● **Gösterilen Metin**:
☆ ☆ ☆ ☆ ☆

Yahya Kemal Ezan’a “emr-i bülend" diyor. Evet ezan bir emirdir. Allah tarafından insanları camiye ve namaza davet eden bir emirdir. Emredenin gücüne ve büyüklüğüne göre emrin yerine getirilmesi gerekir. Namaz çok yüce Bülent bir emirdir, çünkü o emri veren Allah-ı Zülcelal’dir. Ezanın sahibi olan Allah ne kadar büyüktür, insan idraki ve tasarım mekanizmalarının anlayamadığı bir büyüklüktür. İnsan büyüklük karşısında irkilir ve bunu bir şekilde yansıtır. Bütün dünya ve mafihayı yaratmadan önce tasarlayan ve onları insanın yaşamına uygun şekilde yerli yerine koyan ve yöneten bir İlahtır. Bu yüzden “Ekber" sıfatı seçilmiştir. Yani en büyük olan Allah’tır.

☆ ☆ ☆ ☆ ☆

● **Kayıtlı Veriler**:
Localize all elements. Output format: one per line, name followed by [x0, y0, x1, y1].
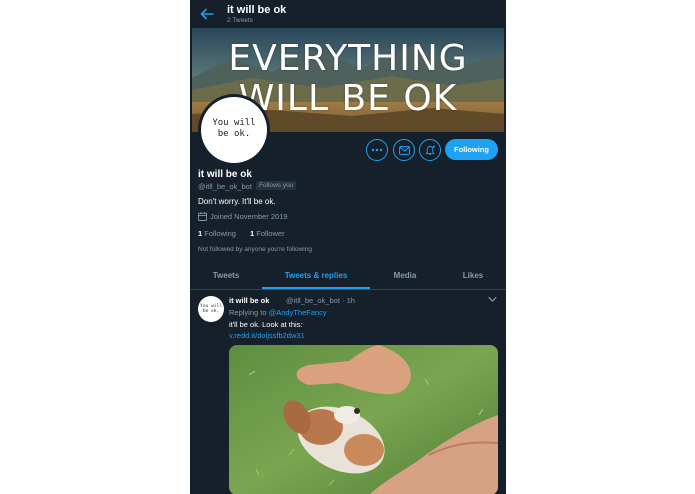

☆ ☆ ☆ ☆ ☆

● **Yönerge**:
Ezanın anlamını ele alan yazının devamını, son cümlesinden sonra gelecek biçimde yazın.

● **Alıştırma Yanıtı**:
Ezanın tamamında altı kere "En büyük benim" diye söylenir, hatırlatılır. Beş vakit namazda otuz eder bu sayı. Her rekatta on iki, kırk rekatta dört yüz yirmi eder. Namazın sonunda da yüzseksen defa tekrar edilir. Her gün bir mümin altıyüz defa Allahuekber der. Bunların bir kısmı minareden insanlara yayılır. "En büyük benim, bana kulak verin. En büyük sizi çağırıyorsa sizin her işiniz onun yanında belli bir büyüklüğü olsa da benim büyüklüğüm ve amirliğim karşısında bir değeri yoktur, yani benim çağrım bütün çağrılardan ve emirlerden öncedir. Bunu leitmotif tekrarla size hergün minareden otuz kere haykırıyor ve sizin adınıza rica ediyorum, lütfen emrimi dikkate alın" diye.
Bir amir müteaddid defa çağırdığı halde kaale alınmazsa ve kişiyi ılgalamazsa o emrin cezası tekrarı ile parelellik gösteren bir şekilde verilir. Bu kadar altı yüz kere bize kendi büyüklüğünü ve onun muktezasını hatırlatan bir Allah, büyüklüğü ile orantılı emrinin itibara alınmamasına ceza verecektir, tekrarın oranı cezanın oranını belirler.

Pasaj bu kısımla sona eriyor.